### WHAT IS EXPECTED
Copy out every line exactly as given.

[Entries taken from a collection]
------------------------------------------------------------

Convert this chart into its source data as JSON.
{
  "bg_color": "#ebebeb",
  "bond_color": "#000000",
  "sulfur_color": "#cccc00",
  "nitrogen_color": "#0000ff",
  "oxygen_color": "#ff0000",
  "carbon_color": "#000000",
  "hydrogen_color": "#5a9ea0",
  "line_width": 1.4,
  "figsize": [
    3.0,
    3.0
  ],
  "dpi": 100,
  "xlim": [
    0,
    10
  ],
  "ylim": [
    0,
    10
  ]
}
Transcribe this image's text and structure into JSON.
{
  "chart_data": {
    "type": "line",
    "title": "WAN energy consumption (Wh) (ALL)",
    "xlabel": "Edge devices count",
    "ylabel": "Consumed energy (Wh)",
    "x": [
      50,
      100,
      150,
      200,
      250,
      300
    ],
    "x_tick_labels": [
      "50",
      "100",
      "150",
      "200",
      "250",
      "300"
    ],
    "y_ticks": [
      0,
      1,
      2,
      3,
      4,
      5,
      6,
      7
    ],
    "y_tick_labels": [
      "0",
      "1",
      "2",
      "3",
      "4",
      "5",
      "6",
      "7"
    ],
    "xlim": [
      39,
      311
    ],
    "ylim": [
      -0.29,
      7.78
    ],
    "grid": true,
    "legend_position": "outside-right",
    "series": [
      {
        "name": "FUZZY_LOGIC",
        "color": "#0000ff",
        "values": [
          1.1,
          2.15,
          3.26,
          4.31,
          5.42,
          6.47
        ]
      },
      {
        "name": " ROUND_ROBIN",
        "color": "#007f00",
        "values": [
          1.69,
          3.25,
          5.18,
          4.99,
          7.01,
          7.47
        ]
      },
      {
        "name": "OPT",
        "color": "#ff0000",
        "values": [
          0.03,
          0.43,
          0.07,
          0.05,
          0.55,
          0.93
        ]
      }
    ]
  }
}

------------------------------------------------------------

### THE RESULT
Convert this chart into its source data as JSON.
{
  "bg_color": "#ebebeb",
  "bond_color": "#000000",
  "sulfur_color": "#cccc00",
  "nitrogen_color": "#0000ff",
  "oxygen_color": "#ff0000",
  "carbon_color": "#000000",
  "hydrogen_color": "#5a9ea0",
  "line_width": 1.4,
  "figsize": [
    3.0,
    3.0
  ],
  "dpi": 100,
  "xlim": [
    0,
    10
  ],
  "ylim": [
    0,
    10
  ]
}
Transcribe this image's text and structure into JSON.
{
  "chart_data": {
    "type": "line",
    "title": "WAN energy consumption (Wh) (ALL)",
    "xlabel": "Edge devices count",
    "ylabel": "Consumed energy (Wh)",
    "x": [
      50,
      100,
      150,
      200,
      250,
      300
    ],
    "x_tick_labels": [
      "50",
      "100",
      "150",
      "200",
      "250",
      "300"
    ],
    "y_ticks": [
      0,
      1,
      2,
      3,
      4,
      5,
      6,
      7
    ],
    "y_tick_labels": [
      "0",
      "1",
      "2",
      "3",
      "4",
      "5",
      "6",
      "7"
    ],
    "xlim": [
      39,
      311
    ],
    "ylim": [
      -0.29,
      7.78
    ],
    "grid": true,
    "legend_position": "outside-right",
    "series": [
      {
        "name": "FUZZY_LOGIC",
        "color": "#0000ff",
        "values": [
          1.1,
          2.15,
          3.26,
          4.31,
          5.42,
          6.47
        ]
      },
      {
        "name": " ROUND_ROBIN",
        "color": "#007f00",
        "values": [
          1.69,
          3.25,
          5.18,
          4.99,
          7.01,
          7.47
        ]
      },
      {
        "name": "OPT",
        "color": "#ff0000",
        "values": [
          0.03,
          0.43,
          0.07,
          0.05,
          0.55,
          0.93
        ]
      }
    ]
  }
}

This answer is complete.